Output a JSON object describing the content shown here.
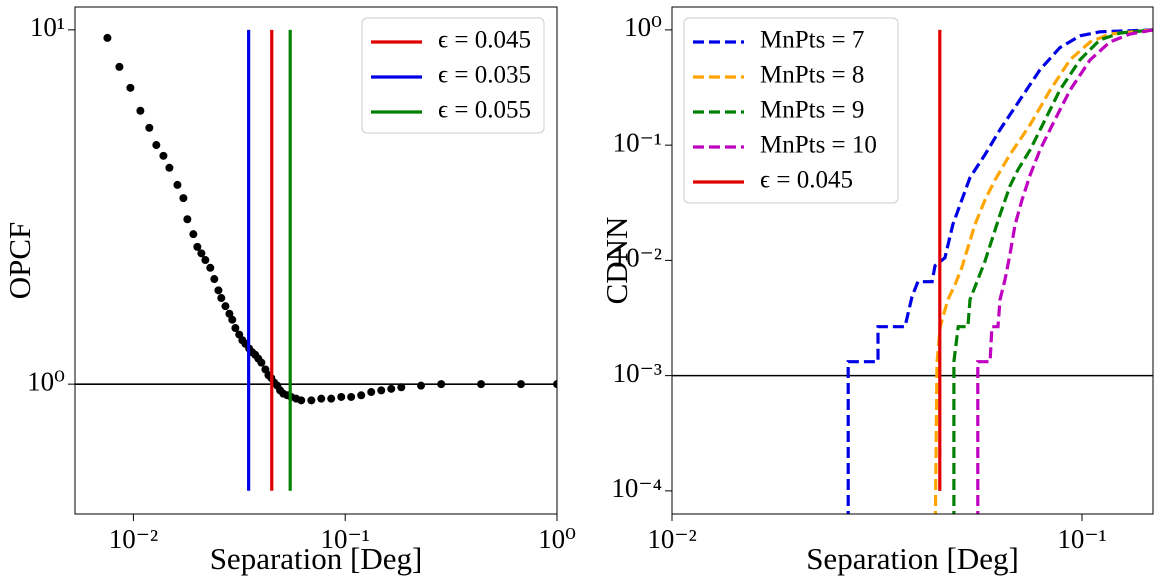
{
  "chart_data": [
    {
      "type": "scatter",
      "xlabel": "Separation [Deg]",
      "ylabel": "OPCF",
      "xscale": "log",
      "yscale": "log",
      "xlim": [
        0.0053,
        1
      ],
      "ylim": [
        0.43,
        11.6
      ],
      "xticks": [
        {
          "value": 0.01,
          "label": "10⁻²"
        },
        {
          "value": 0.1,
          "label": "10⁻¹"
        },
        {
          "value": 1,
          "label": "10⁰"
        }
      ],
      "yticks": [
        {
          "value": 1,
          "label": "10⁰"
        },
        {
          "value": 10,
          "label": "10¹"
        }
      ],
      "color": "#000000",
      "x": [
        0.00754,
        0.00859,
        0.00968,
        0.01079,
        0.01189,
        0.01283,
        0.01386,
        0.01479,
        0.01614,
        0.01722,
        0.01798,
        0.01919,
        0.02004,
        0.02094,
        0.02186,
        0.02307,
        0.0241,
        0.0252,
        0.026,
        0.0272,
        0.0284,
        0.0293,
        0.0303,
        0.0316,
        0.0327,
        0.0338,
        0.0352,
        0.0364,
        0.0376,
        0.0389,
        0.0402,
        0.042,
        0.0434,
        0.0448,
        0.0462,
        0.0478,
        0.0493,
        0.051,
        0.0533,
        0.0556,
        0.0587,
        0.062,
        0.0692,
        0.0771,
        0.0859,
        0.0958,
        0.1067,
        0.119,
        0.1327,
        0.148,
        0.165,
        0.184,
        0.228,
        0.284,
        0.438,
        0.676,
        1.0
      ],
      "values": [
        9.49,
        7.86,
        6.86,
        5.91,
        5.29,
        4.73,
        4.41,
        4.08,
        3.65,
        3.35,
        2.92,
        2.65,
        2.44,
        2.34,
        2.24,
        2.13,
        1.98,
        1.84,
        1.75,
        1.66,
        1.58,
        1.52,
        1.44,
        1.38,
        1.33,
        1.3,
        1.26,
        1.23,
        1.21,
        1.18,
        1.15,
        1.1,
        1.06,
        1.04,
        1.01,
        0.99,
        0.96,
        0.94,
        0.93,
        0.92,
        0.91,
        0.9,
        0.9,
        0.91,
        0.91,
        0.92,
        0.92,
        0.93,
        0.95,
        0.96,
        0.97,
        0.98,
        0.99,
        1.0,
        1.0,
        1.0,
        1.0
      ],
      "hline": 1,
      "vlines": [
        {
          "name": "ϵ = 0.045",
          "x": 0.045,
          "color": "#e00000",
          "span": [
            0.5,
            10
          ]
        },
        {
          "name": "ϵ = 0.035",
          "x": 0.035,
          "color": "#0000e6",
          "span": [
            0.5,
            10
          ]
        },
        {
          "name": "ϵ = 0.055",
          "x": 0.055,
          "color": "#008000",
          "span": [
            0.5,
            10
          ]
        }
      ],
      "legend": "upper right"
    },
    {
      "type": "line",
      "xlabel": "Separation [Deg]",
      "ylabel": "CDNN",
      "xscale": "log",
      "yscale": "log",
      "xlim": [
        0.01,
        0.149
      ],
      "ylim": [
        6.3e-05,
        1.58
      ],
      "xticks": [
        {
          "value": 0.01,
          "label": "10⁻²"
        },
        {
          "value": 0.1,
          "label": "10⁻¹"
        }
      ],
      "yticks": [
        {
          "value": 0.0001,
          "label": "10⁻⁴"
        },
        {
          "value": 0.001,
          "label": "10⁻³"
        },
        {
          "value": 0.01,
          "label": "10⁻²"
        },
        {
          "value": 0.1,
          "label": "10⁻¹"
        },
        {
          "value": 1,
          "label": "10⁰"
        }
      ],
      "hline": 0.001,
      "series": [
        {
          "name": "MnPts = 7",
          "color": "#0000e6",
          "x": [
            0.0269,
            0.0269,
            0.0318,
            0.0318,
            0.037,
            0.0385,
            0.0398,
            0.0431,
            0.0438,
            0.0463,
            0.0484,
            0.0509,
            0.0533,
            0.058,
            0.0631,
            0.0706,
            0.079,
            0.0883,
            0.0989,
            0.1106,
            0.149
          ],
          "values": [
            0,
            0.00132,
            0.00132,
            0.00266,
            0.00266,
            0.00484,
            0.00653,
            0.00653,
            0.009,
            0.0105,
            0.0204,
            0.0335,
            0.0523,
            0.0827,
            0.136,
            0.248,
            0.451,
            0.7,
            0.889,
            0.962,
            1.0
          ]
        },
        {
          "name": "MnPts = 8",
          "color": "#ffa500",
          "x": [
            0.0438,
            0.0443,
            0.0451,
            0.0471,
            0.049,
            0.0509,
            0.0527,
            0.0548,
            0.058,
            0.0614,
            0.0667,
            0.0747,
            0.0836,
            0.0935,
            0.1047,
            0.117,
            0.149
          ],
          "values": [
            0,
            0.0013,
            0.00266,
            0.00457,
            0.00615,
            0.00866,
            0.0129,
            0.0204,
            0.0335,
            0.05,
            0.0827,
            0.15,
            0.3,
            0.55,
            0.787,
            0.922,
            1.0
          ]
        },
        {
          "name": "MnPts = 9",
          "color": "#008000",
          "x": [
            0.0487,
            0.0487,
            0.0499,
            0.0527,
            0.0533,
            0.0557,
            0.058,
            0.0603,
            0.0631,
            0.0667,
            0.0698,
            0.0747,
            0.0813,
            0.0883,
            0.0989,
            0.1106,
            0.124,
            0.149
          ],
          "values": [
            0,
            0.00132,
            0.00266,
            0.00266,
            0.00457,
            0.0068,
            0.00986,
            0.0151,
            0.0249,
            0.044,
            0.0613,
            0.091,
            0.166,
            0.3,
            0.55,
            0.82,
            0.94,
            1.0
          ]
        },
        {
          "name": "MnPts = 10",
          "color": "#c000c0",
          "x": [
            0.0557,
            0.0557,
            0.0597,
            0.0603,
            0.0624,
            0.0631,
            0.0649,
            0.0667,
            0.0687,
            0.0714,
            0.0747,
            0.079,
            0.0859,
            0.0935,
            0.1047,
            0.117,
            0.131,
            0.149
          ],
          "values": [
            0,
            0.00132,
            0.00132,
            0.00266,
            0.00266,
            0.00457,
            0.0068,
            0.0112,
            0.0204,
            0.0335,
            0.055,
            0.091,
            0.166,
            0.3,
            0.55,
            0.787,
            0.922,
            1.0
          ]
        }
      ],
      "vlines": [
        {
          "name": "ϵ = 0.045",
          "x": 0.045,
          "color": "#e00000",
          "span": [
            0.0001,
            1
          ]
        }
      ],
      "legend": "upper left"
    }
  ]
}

--

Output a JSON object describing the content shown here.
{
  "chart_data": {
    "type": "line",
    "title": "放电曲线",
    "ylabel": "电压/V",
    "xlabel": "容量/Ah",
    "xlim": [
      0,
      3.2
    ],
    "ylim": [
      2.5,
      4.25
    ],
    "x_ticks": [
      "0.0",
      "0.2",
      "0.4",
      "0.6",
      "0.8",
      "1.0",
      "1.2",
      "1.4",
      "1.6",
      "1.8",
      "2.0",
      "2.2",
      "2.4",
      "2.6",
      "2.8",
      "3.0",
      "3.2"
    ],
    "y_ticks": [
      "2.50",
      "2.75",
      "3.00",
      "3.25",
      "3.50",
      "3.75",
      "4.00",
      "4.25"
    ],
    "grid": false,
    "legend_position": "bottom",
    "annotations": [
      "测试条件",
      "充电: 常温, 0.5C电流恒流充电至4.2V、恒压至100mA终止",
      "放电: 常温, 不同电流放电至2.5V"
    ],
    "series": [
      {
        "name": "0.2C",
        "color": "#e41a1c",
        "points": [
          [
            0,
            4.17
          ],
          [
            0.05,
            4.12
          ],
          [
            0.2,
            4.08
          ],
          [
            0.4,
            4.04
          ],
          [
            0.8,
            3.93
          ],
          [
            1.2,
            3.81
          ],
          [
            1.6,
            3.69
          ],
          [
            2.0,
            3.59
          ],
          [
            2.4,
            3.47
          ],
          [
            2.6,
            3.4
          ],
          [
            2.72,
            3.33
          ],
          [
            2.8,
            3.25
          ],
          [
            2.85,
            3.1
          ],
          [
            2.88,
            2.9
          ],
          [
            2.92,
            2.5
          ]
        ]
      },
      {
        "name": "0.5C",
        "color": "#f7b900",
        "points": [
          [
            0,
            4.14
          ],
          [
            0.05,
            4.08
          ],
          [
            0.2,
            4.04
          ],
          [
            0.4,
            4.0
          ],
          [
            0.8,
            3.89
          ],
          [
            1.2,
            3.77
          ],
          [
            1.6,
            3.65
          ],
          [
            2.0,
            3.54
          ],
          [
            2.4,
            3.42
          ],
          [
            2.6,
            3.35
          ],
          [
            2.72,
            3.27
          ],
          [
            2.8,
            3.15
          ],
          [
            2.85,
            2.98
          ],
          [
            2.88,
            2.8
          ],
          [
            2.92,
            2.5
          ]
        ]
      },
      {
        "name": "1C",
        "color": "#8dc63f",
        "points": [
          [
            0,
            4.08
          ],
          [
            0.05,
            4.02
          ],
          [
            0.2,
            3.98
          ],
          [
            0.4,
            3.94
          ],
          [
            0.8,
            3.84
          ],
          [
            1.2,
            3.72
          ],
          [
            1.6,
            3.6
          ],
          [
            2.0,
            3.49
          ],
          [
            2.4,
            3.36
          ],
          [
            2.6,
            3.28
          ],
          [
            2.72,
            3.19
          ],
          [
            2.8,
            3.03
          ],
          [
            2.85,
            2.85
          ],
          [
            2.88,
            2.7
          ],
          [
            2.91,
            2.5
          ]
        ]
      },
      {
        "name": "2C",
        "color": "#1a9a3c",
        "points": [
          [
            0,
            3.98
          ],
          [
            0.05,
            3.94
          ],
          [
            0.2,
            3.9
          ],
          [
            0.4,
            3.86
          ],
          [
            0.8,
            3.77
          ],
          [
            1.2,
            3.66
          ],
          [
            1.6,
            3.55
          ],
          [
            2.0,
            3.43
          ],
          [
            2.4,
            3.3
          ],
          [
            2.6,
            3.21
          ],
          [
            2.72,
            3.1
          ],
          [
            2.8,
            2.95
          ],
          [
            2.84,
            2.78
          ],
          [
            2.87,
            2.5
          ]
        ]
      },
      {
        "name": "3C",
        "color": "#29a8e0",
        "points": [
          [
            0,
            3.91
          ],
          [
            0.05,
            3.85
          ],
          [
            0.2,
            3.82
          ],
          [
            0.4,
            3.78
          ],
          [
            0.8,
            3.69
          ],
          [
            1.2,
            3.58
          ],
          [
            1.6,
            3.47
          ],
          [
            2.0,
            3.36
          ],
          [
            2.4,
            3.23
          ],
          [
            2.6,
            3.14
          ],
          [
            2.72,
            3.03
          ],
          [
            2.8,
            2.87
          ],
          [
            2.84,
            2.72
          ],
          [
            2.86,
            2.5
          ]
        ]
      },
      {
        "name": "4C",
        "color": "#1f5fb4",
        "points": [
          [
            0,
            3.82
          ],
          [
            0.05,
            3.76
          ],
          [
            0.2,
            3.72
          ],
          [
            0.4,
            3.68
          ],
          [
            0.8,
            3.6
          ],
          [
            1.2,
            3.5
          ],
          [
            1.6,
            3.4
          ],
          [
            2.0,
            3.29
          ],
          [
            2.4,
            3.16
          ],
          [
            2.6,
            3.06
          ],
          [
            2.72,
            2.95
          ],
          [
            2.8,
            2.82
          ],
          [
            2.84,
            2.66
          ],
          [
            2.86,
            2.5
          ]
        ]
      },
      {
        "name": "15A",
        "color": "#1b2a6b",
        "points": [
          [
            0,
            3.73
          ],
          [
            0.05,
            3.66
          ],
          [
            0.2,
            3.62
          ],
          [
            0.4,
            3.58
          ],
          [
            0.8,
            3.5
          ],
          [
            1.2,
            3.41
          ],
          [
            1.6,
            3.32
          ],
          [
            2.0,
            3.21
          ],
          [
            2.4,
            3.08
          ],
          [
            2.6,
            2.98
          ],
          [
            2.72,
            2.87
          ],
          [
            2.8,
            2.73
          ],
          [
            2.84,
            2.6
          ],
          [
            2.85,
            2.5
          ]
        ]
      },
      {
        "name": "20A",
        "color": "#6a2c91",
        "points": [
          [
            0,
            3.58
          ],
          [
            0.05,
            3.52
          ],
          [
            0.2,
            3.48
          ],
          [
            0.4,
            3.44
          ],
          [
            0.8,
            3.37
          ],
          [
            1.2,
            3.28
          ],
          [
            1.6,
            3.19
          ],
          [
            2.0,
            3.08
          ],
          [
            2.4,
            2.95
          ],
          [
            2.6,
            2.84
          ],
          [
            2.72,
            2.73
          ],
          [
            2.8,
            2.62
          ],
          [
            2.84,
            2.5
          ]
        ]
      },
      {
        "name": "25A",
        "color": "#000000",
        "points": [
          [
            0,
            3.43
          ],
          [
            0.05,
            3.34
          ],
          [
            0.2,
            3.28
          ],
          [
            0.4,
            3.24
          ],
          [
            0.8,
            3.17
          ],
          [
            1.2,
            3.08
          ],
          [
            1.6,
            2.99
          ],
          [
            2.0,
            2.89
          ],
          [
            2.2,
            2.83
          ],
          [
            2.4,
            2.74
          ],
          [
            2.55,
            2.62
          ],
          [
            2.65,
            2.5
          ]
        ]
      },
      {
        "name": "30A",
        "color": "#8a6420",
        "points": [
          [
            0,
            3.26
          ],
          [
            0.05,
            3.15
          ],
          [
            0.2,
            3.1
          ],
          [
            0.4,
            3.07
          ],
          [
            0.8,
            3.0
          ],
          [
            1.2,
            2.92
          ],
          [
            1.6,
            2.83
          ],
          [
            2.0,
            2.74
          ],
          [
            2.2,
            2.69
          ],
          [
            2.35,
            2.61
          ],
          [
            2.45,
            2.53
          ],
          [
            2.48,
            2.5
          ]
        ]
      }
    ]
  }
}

# The request:
Show every line of the listing in which the string "upper" can be found.

# Answer to this problem:
      "legend": "upper right"
      "legend": "upper left"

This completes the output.